> OBJECTIVE
Count the lines containing "изложить" in the entries underneath, and state that count without anything else.
begin RECORDS PROVIDED
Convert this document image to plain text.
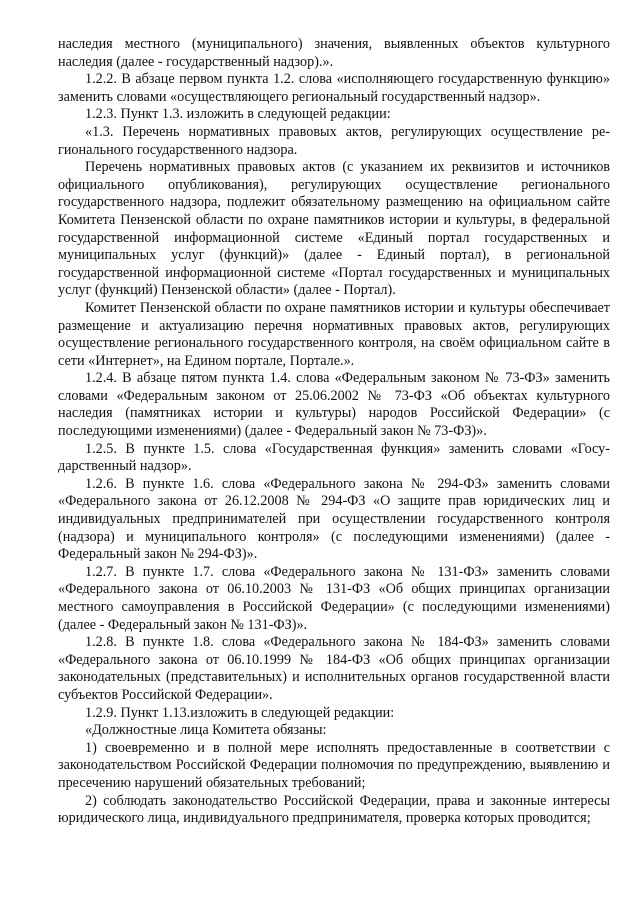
наследия местного (муниципального) значения, выявленных объектов культурного наследия (далее - государственный надзор).».

1.2.2. В абзаце первом пункта 1.2. слова «исполняющего государственную функцию» заменить словами «осуществляющего региональный государственный надзор».

1.2.3. Пункт 1.3. изложить в следующей редакции:

«1.3. Перечень нормативных правовых актов, регулирующих осуществление регионального государственного надзора.

Перечень нормативных правовых актов (с указанием их реквизитов и источников официального опубликования), регулирующих осуществление регионального государственного надзора, подлежит обязательному размещению на официальном сайте Комитета Пензенской области по охране памятников истории и культуры, в федеральной государственной информационной системе «Единый портал государственных и муниципальных услуг (функций)» (далее - Единый портал), в региональной государственной информационной системе «Портал государственных и муниципальных услуг (функций) Пензенской области» (далее - Портал).

Комитет Пензенской области по охране памятников истории и культуры обеспечивает размещение и актуализацию перечня нормативных правовых актов, регулирующих осуществление регионального государственного контроля, на своём официальном сайте в сети «Интернет», на Едином портале, Портале.».

1.2.4. В абзаце пятом пункта 1.4. слова «Федеральным законом № 73-ФЗ» заменить словами «Федеральным законом от 25.06.2002 № 73-ФЗ «Об объектах культурного наследия (памятниках истории и культуры) народов Российской Федерации» (с последующими изменениями) (далее - Федеральный закон № 73-ФЗ)».

1.2.5. В пункте 1.5. слова «Государственная функция» заменить словами «Государственный надзор».

1.2.6. В пункте 1.6. слова «Федерального закона № 294-ФЗ» заменить словами «Федерального закона от 26.12.2008 № 294-ФЗ «О защите прав юридических лиц и индивидуальных предпринимателей при осуществлении государственного контроля (надзора) и муниципального контроля» (с последующими изменениями) (далее - Федеральный закон № 294-ФЗ)».

1.2.7. В пункте 1.7. слова «Федерального закона № 131-ФЗ» заменить словами «Федерального закона от 06.10.2003 № 131-ФЗ «Об общих принципах организации местного самоуправления в Российской Федерации» (с последующими изменениями) (далее - Федеральный закон № 131-ФЗ)».

1.2.8. В пункте 1.8. слова «Федерального закона № 184-ФЗ» заменить словами «Федерального закона от 06.10.1999 № 184-ФЗ «Об общих принципах организации законодательных (представительных) и исполнительных органов государственной власти субъектов Российской Федерации».

1.2.9. Пункт 1.13.изложить в следующей редакции:

«Должностные лица Комитета обязаны:

1) своевременно и в полной мере исполнять предоставленные в соответствии с законодательством Российской Федерации полномочия по предупреждению, выявлению и пресечению нарушений обязательных требований;

2) соблюдать законодательство Российской Федерации, права и законные интересы юридического лица, индивидуального предпринимателя, проверка которых проводится;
end RECORDS PROVIDED
> COMPLETED TASK
2